_WHAT IS NEEDED_.
Of the lines listed below, how many contain the string "desc"? Answer with the number alone.

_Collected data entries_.

☆ ☆ ☆ ☆ ☆

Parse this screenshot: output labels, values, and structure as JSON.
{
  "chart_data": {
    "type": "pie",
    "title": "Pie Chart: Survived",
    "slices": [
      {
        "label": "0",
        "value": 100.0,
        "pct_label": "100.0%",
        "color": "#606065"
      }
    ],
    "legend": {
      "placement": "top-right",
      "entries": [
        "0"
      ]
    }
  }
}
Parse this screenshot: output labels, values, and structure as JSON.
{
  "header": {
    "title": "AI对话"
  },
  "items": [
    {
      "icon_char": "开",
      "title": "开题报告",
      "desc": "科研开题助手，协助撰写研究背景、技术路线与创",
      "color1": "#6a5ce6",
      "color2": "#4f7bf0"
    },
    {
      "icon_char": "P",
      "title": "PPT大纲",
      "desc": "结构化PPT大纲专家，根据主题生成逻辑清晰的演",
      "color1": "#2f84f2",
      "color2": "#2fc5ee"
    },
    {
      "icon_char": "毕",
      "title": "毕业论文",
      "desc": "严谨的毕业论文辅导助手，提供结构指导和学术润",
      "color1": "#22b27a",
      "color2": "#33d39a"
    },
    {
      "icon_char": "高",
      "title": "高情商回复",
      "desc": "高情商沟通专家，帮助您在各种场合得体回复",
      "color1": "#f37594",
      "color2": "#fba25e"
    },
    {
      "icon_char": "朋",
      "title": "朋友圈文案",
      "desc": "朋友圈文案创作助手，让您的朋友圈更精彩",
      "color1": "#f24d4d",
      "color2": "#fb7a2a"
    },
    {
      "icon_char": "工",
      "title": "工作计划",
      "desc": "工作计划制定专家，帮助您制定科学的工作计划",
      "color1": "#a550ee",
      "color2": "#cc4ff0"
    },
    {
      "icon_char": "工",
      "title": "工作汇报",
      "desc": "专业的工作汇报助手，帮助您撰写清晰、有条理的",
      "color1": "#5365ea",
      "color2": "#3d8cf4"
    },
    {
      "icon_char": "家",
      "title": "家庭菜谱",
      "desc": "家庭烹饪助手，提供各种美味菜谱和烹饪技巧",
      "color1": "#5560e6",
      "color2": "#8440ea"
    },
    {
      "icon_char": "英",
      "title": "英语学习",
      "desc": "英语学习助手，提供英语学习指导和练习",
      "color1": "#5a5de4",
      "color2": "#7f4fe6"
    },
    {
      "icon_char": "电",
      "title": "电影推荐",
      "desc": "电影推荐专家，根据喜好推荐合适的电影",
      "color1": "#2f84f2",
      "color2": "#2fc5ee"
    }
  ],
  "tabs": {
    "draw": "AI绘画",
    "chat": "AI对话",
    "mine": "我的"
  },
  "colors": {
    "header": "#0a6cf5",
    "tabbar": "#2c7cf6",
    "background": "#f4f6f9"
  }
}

☆ ☆ ☆ ☆ ☆

_OUTPUT_.
10